— Start —

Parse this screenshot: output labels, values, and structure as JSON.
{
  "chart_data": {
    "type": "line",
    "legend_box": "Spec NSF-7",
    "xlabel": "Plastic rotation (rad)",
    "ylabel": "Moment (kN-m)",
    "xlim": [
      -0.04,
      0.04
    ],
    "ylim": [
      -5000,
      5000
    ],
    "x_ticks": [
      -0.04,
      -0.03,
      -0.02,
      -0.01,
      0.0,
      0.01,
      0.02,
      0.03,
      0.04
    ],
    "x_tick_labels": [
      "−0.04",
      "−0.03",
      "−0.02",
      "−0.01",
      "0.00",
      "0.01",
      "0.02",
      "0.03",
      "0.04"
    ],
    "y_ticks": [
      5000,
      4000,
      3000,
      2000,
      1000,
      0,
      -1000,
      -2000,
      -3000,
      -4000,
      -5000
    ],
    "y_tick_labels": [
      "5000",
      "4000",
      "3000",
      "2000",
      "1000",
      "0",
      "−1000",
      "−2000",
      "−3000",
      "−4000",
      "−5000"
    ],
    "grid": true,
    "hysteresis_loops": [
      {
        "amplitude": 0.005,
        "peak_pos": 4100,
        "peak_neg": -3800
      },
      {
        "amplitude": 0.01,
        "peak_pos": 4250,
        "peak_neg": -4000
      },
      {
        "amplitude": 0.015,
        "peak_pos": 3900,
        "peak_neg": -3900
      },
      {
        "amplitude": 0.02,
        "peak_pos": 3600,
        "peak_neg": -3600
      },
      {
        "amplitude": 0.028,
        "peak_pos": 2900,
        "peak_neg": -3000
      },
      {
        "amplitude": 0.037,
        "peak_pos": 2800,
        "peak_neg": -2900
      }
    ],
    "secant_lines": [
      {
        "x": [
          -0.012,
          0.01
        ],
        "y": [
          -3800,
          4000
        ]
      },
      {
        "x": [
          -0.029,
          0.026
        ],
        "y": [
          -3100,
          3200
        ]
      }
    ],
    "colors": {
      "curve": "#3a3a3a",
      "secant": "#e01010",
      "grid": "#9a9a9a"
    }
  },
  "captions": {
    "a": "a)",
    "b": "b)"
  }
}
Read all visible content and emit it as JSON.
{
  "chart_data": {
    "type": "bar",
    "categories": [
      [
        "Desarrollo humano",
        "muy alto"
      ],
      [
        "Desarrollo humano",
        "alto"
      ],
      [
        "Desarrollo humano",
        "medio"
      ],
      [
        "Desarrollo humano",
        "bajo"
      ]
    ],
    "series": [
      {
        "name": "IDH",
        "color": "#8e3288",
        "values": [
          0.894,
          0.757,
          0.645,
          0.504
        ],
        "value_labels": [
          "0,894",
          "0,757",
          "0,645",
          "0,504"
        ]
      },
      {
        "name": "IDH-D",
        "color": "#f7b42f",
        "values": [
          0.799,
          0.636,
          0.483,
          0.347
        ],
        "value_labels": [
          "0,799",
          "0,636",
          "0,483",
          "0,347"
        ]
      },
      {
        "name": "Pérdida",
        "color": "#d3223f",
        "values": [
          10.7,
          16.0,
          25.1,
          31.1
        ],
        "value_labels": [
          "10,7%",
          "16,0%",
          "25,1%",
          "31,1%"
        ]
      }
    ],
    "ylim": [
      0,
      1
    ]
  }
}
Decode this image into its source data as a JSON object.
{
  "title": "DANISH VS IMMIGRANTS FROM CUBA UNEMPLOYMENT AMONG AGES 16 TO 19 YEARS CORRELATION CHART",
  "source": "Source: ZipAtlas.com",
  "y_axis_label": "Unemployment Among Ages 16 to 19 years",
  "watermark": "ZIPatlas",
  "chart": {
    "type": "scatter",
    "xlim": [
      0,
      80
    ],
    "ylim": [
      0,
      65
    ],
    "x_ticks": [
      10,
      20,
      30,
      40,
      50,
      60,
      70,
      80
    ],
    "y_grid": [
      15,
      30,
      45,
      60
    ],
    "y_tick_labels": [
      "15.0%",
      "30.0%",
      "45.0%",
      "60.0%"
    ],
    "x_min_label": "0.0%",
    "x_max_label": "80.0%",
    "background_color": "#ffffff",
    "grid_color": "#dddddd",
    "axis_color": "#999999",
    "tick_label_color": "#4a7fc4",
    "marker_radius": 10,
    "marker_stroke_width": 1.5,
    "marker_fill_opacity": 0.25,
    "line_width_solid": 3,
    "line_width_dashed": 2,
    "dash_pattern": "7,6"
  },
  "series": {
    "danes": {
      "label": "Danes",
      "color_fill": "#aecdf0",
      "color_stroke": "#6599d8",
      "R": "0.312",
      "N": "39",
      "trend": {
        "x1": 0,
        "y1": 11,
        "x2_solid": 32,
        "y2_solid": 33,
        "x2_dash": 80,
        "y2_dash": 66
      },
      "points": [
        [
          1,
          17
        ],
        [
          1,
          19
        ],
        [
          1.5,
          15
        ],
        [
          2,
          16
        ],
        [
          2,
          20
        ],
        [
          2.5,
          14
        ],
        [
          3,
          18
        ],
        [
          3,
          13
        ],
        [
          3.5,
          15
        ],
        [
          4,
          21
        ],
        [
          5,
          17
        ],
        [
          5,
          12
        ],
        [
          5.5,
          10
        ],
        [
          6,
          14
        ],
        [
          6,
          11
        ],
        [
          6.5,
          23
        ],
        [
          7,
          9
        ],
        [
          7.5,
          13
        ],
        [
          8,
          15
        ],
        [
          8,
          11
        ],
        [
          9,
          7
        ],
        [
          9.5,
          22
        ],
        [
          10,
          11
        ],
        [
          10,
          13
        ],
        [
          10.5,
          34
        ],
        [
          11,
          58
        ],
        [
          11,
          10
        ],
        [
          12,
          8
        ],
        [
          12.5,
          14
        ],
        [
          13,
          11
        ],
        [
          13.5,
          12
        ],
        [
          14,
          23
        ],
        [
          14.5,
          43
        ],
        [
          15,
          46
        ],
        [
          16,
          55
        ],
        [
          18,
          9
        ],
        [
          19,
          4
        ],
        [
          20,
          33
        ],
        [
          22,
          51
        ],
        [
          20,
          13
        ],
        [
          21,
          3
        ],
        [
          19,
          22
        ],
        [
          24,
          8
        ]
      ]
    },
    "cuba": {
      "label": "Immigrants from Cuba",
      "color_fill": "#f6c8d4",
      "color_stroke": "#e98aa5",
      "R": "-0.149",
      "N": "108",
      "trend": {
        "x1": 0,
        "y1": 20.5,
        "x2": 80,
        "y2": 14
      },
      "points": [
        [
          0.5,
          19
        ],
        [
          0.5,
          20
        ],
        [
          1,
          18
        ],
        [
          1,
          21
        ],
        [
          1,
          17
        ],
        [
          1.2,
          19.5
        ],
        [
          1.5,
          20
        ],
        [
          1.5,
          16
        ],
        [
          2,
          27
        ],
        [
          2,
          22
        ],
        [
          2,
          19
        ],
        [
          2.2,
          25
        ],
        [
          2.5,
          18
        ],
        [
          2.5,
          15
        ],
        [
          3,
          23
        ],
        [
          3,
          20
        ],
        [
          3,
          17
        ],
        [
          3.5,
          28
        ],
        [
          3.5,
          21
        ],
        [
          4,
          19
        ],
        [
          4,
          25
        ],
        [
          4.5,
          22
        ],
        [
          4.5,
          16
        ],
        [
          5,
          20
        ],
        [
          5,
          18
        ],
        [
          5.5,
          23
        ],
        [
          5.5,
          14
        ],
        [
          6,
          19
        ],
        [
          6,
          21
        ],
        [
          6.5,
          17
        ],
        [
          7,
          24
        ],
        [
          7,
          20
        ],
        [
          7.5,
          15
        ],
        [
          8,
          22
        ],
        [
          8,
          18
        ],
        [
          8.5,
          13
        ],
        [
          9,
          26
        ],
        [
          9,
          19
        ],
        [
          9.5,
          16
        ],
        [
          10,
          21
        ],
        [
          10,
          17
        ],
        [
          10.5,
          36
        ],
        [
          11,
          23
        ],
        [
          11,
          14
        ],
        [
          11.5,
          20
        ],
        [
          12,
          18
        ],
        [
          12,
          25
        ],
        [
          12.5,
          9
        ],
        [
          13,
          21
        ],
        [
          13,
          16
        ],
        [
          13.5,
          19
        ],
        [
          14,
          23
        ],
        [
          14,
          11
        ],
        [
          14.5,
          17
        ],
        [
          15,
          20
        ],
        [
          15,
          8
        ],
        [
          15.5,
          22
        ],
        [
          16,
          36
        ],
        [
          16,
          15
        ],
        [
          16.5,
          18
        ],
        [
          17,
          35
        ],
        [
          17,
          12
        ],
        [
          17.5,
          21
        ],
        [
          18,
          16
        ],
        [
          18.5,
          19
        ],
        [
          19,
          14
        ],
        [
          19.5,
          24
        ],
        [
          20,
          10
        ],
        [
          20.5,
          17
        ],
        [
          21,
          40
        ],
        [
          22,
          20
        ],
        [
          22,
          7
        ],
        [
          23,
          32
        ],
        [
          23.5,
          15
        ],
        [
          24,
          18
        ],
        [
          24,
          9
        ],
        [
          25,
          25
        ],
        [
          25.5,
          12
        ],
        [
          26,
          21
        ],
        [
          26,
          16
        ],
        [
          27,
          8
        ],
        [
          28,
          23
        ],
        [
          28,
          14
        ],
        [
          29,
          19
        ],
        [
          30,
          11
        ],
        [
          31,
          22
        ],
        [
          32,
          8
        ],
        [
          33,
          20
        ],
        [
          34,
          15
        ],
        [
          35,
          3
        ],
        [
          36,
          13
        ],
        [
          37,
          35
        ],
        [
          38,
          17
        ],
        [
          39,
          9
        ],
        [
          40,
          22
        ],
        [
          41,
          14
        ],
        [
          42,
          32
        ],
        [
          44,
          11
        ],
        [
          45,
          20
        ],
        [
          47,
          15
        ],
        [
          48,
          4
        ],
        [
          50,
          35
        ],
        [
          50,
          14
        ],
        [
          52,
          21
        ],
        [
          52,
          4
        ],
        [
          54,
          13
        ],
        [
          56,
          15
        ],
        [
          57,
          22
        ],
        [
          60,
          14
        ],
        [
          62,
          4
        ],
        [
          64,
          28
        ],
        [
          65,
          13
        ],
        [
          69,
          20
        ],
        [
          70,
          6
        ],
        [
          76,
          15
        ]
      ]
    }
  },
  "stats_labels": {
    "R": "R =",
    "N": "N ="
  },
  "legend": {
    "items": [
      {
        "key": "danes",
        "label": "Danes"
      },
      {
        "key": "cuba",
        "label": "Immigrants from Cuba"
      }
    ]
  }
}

— End —

→ **DIRECTION**
Write out each line of the data that holds the string "JSON".

→ **EXERCISE RESPONSE**
Parse this screenshot: output labels, values, and structure as JSON.
Read all visible content and emit it as JSON.
Decode this image into its source data as a JSON object.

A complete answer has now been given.